■ STATED EXERCISE: Copy all lines holding the word "Khách" from the entries.
═════ EXTRACTED MATERIAL ═════
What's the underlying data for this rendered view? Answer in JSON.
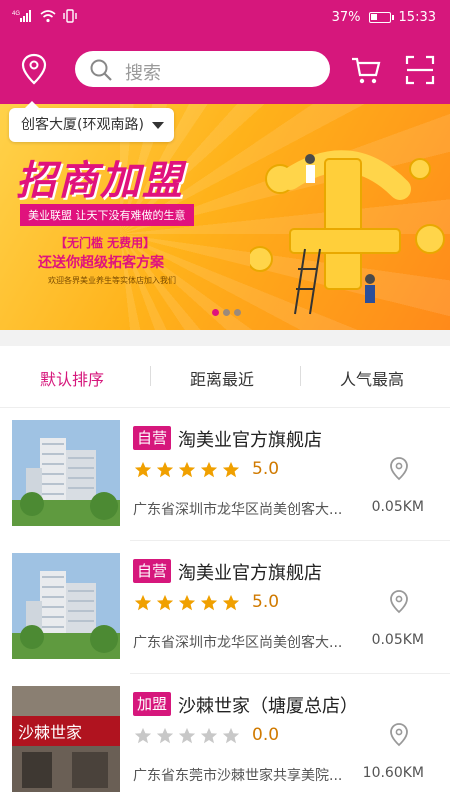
{
  "status_bar": {
    "signal_label": "4G",
    "battery": "37%",
    "battery_level": 0.37,
    "time": "15:33"
  },
  "header": {
    "search_placeholder": "搜索",
    "icons": [
      "location-icon",
      "search-icon",
      "cart-icon",
      "scan-icon"
    ]
  },
  "location_tip": "创客大厦(环观南路)",
  "banner": {
    "title": "招商加盟",
    "tag": "美业联盟  让天下没有难做的生意",
    "sub1": "【无门槛 无费用】",
    "sub2": "还送你超级拓客方案",
    "sub3": "欢迎各界美业养生等实体店加入我们",
    "page_count": 3,
    "active_index": 0
  },
  "sort_tabs": [
    {
      "label": "默认排序",
      "active": true
    },
    {
      "label": "距离最近",
      "active": false
    },
    {
      "label": "人气最高",
      "active": false
    }
  ],
  "stores": [
    {
      "badge": "自营",
      "name": "淘美业官方旗舰店",
      "stars": 5,
      "rating": "5.0",
      "address": "广东省深圳市龙华区尚美创客大...",
      "distance": "0.05KM"
    },
    {
      "badge": "自营",
      "name": "淘美业官方旗舰店",
      "stars": 5,
      "rating": "5.0",
      "address": "广东省深圳市龙华区尚美创客大...",
      "distance": "0.05KM"
    },
    {
      "badge": "加盟",
      "name": "沙棘世家（塘厦总店）",
      "stars": 0,
      "rating": "0.0",
      "address": "广东省东莞市沙棘世家共享美院...",
      "distance": "10.60KM"
    }
  ],
  "colors": {
    "brand": "#d6177c",
    "star_on": "#f0a000",
    "star_off": "#c8c8c8",
    "rating": "#d07a00"
  }
}
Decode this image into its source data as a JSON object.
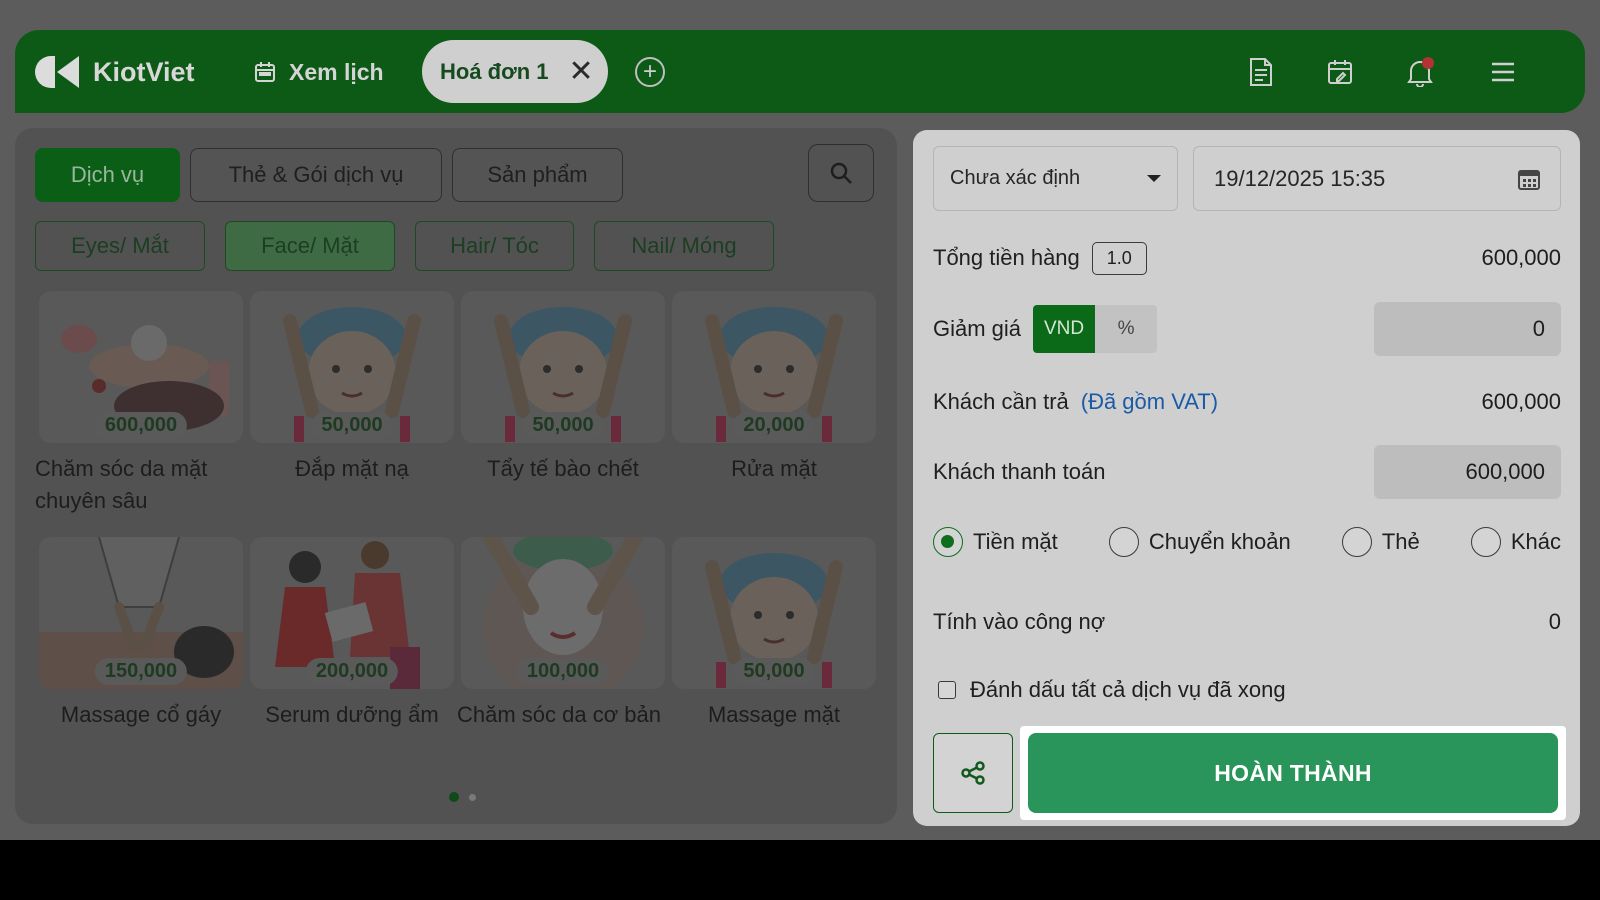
{
  "header": {
    "brand": "KiotViet",
    "calendar_link": "Xem lịch",
    "active_tab": "Hoá đơn 1",
    "add_tab_symbol": "+"
  },
  "left": {
    "tabs": [
      {
        "label": "Dịch vụ",
        "active": true
      },
      {
        "label": "Thẻ & Gói dịch vụ",
        "active": false
      },
      {
        "label": "Sản phẩm",
        "active": false
      }
    ],
    "categories": [
      {
        "label": "Eyes/ Mắt",
        "active": false
      },
      {
        "label": "Face/ Mặt",
        "active": true
      },
      {
        "label": "Hair/ Tóc",
        "active": false
      },
      {
        "label": "Nail/ Móng",
        "active": false
      }
    ],
    "services": [
      {
        "price": "600,000",
        "name": "Chăm sóc da mặt chuyên sâu"
      },
      {
        "price": "50,000",
        "name": "Đắp mặt nạ"
      },
      {
        "price": "50,000",
        "name": "Tẩy tế bào chết"
      },
      {
        "price": "20,000",
        "name": "Rửa mặt"
      },
      {
        "price": "150,000",
        "name": "Massage cổ gáy"
      },
      {
        "price": "200,000",
        "name": "Serum dưỡng ẩm"
      },
      {
        "price": "100,000",
        "name": "Chăm sóc da cơ bản"
      },
      {
        "price": "50,000",
        "name": "Massage mặt"
      }
    ]
  },
  "checkout": {
    "customer_select": "Chưa xác định",
    "datetime": "19/12/2025 15:35",
    "total_label": "Tổng tiền hàng",
    "total_qty": "1.0",
    "total_value": "600,000",
    "discount_label": "Giảm giá",
    "discount_vnd": "VND",
    "discount_pct": "%",
    "discount_value": "0",
    "pay_label": "Khách cần trả",
    "pay_vat": "(Đã gồm VAT)",
    "pay_value": "600,000",
    "paid_label": "Khách thanh toán",
    "paid_value": "600,000",
    "methods": [
      {
        "label": "Tiền mặt",
        "checked": true
      },
      {
        "label": "Chuyển khoản",
        "checked": false
      },
      {
        "label": "Thẻ",
        "checked": false
      },
      {
        "label": "Khác",
        "checked": false
      }
    ],
    "debt_label": "Tính vào công nợ",
    "debt_value": "0",
    "mark_all_label": "Đánh dấu tất cả dịch vụ đã xong",
    "done_label": "HOÀN THÀNH"
  },
  "colors": {
    "brand_green": "#0c5a16",
    "done_button": "#2a955a",
    "vat_blue": "#1a5aa6"
  }
}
═════
■ SOLUTION TO THIS TASK:
    "pay_label": "Khách cần trả",
    "paid_label": "Khách thanh toán",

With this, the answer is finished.